## What to work on
Retype the listing that follows, exactly as written.

## Recorded data

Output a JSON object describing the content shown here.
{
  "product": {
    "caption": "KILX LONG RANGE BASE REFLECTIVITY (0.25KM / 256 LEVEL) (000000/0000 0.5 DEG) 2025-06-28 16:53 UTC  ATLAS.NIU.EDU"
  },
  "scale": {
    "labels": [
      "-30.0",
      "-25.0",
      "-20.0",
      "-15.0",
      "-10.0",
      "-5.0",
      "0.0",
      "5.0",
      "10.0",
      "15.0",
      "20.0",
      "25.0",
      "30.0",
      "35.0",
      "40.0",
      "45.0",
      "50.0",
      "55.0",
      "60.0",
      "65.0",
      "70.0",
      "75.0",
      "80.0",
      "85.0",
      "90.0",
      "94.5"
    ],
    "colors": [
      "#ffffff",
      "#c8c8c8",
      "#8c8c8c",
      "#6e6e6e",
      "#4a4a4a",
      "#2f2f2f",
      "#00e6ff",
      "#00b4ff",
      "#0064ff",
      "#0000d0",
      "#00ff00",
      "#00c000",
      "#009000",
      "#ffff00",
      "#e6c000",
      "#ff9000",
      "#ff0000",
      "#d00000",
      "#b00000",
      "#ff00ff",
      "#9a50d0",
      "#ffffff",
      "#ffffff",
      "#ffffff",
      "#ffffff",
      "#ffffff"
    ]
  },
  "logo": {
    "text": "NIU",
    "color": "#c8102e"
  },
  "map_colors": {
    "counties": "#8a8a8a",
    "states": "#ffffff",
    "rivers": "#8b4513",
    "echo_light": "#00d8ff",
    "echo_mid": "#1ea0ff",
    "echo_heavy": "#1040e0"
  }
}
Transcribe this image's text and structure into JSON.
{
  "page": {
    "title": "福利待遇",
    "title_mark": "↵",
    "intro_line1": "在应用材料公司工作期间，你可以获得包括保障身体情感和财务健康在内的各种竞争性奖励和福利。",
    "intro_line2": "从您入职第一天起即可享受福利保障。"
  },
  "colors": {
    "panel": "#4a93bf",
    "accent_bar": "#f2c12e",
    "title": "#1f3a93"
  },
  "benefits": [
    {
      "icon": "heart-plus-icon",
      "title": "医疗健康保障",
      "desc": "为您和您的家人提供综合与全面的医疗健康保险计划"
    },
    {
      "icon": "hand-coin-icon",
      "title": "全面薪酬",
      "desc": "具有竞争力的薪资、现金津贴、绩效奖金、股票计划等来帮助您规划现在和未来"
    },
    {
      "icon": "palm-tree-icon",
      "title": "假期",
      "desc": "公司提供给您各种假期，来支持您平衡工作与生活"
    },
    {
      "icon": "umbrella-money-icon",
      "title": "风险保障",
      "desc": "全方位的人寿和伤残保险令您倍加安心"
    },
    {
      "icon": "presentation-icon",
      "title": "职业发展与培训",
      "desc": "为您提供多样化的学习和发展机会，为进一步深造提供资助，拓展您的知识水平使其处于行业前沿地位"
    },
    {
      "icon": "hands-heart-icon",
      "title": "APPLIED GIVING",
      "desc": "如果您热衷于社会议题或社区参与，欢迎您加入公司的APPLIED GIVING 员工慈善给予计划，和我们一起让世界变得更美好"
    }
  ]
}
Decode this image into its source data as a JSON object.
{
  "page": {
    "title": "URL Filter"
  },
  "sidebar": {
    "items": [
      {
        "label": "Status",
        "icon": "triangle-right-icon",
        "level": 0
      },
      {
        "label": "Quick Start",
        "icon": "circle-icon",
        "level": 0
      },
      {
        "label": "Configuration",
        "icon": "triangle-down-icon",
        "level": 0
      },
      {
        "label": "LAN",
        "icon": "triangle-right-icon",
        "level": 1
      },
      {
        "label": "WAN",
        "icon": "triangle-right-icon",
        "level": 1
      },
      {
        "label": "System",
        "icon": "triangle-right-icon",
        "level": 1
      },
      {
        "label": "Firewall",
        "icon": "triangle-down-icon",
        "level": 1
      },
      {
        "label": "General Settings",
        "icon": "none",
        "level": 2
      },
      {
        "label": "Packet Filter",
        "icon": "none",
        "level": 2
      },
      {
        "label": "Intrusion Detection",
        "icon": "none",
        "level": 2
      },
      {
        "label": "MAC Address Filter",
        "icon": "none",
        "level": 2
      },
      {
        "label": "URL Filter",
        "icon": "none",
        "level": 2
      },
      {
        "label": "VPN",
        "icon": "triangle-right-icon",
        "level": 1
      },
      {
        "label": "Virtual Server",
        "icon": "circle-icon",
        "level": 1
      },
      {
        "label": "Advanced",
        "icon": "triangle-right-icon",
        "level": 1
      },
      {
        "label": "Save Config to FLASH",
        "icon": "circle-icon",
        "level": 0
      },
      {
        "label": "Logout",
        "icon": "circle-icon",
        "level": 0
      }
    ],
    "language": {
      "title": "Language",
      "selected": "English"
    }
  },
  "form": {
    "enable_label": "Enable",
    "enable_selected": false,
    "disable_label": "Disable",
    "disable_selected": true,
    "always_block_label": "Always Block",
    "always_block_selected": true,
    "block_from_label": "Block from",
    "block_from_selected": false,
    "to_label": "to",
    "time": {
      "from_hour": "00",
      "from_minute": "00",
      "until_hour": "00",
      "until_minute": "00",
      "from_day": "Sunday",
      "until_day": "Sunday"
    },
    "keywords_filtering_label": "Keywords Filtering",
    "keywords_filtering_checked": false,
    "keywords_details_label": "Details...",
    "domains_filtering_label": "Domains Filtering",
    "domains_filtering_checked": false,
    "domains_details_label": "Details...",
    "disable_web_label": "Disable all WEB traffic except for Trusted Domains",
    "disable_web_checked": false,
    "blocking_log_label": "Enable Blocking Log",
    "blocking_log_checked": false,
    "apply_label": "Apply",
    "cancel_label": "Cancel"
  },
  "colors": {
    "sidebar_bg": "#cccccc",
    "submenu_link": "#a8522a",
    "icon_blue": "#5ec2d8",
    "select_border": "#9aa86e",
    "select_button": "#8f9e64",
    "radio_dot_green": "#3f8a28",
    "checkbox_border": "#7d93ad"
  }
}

## Result
Output a JSON object describing the content shown here.
{
  "product": {
    "caption": "KILX LONG RANGE BASE REFLECTIVITY (0.25KM / 256 LEVEL) (000000/0000 0.5 DEG) 2025-06-28 16:53 UTC  ATLAS.NIU.EDU"
  },
  "scale": {
    "labels": [
      "-30.0",
      "-25.0",
      "-20.0",
      "-15.0",
      "-10.0",
      "-5.0",
      "0.0",
      "5.0",
      "10.0",
      "15.0",
      "20.0",
      "25.0",
      "30.0",
      "35.0",
      "40.0",
      "45.0",
      "50.0",
      "55.0",
      "60.0",
      "65.0",
      "70.0",
      "75.0",
      "80.0",
      "85.0",
      "90.0",
      "94.5"
    ],
    "colors": [
      "#ffffff",
      "#c8c8c8",
      "#8c8c8c",
      "#6e6e6e",
      "#4a4a4a",
      "#2f2f2f",
      "#00e6ff",
      "#00b4ff",
      "#0064ff",
      "#0000d0",
      "#00ff00",
      "#00c000",
      "#009000",
      "#ffff00",
      "#e6c000",
      "#ff9000",
      "#ff0000",
      "#d00000",
      "#b00000",
      "#ff00ff",
      "#9a50d0",
      "#ffffff",
      "#ffffff",
      "#ffffff",
      "#ffffff",
      "#ffffff"
    ]
  },
  "logo": {
    "text": "NIU",
    "color": "#c8102e"
  },
  "map_colors": {
    "counties": "#8a8a8a",
    "states": "#ffffff",
    "rivers": "#8b4513",
    "echo_light": "#00d8ff",
    "echo_mid": "#1ea0ff",
    "echo_heavy": "#1040e0"
  }
}
Transcribe this image's text and structure into JSON.
{
  "page": {
    "title": "福利待遇",
    "title_mark": "↵",
    "intro_line1": "在应用材料公司工作期间，你可以获得包括保障身体情感和财务健康在内的各种竞争性奖励和福利。",
    "intro_line2": "从您入职第一天起即可享受福利保障。"
  },
  "colors": {
    "panel": "#4a93bf",
    "accent_bar": "#f2c12e",
    "title": "#1f3a93"
  },
  "benefits": [
    {
      "icon": "heart-plus-icon",
      "title": "医疗健康保障",
      "desc": "为您和您的家人提供综合与全面的医疗健康保险计划"
    },
    {
      "icon": "hand-coin-icon",
      "title": "全面薪酬",
      "desc": "具有竞争力的薪资、现金津贴、绩效奖金、股票计划等来帮助您规划现在和未来"
    },
    {
      "icon": "palm-tree-icon",
      "title": "假期",
      "desc": "公司提供给您各种假期，来支持您平衡工作与生活"
    },
    {
      "icon": "umbrella-money-icon",
      "title": "风险保障",
      "desc": "全方位的人寿和伤残保险令您倍加安心"
    },
    {
      "icon": "presentation-icon",
      "title": "职业发展与培训",
      "desc": "为您提供多样化的学习和发展机会，为进一步深造提供资助，拓展您的知识水平使其处于行业前沿地位"
    },
    {
      "icon": "hands-heart-icon",
      "title": "APPLIED GIVING",
      "desc": "如果您热衷于社会议题或社区参与，欢迎您加入公司的APPLIED GIVING 员工慈善给予计划，和我们一起让世界变得更美好"
    }
  ]
}
Decode this image into its source data as a JSON object.
{
  "page": {
    "title": "URL Filter"
  },
  "sidebar": {
    "items": [
      {
        "label": "Status",
        "icon": "triangle-right-icon",
        "level": 0
      },
      {
        "label": "Quick Start",
        "icon": "circle-icon",
        "level": 0
      },
      {
        "label": "Configuration",
        "icon": "triangle-down-icon",
        "level": 0
      },
      {
        "label": "LAN",
        "icon": "triangle-right-icon",
        "level": 1
      },
      {
        "label": "WAN",
        "icon": "triangle-right-icon",
        "level": 1
      },
      {
        "label": "System",
        "icon": "triangle-right-icon",
        "level": 1
      },
      {
        "label": "Firewall",
        "icon": "triangle-down-icon",
        "level": 1
      },
      {
        "label": "General Settings",
        "icon": "none",
        "level": 2
      },
      {
        "label": "Packet Filter",
        "icon": "none",
        "level": 2
      },
      {
        "label": "Intrusion Detection",
        "icon": "none",
        "level": 2
      },
      {
        "label": "MAC Address Filter",
        "icon": "none",
        "level": 2
      },
      {
        "label": "URL Filter",
        "icon": "none",
        "level": 2
      },
      {
        "label": "VPN",
        "icon": "triangle-right-icon",
        "level": 1
      },
      {
        "label": "Virtual Server",
        "icon": "circle-icon",
        "level": 1
      },
      {
        "label": "Advanced",
        "icon": "triangle-right-icon",
        "level": 1
      },
      {
        "label": "Save Config to FLASH",
        "icon": "circle-icon",
        "level": 0
      },
      {
        "label": "Logout",
        "icon": "circle-icon",
        "level": 0
      }
    ],
    "language": {
      "title": "Language",
      "selected": "English"
    }
  },
  "form": {
    "enable_label": "Enable",
    "enable_selected": false,
    "disable_label": "Disable",
    "disable_selected": true,
    "always_block_label": "Always Block",
    "always_block_selected": true,
    "block_from_label": "Block from",
    "block_from_selected": false,
    "to_label": "to",
    "time": {
      "from_hour": "00",
      "from_minute": "00",
      "until_hour": "00",
      "until_minute": "00",
      "from_day": "Sunday",
      "until_day": "Sunday"
    },
    "keywords_filtering_label": "Keywords Filtering",
    "keywords_filtering_checked": false,
    "keywords_details_label": "Details...",
    "domains_filtering_label": "Domains Filtering",
    "domains_filtering_checked": false,
    "domains_details_label": "Details...",
    "disable_web_label": "Disable all WEB traffic except for Trusted Domains",
    "disable_web_checked": false,
    "blocking_log_label": "Enable Blocking Log",
    "blocking_log_checked": false,
    "apply_label": "Apply",
    "cancel_label": "Cancel"
  },
  "colors": {
    "sidebar_bg": "#cccccc",
    "submenu_link": "#a8522a",
    "icon_blue": "#5ec2d8",
    "select_border": "#9aa86e",
    "select_button": "#8f9e64",
    "radio_dot_green": "#3f8a28",
    "checkbox_border": "#7d93ad"
  }
}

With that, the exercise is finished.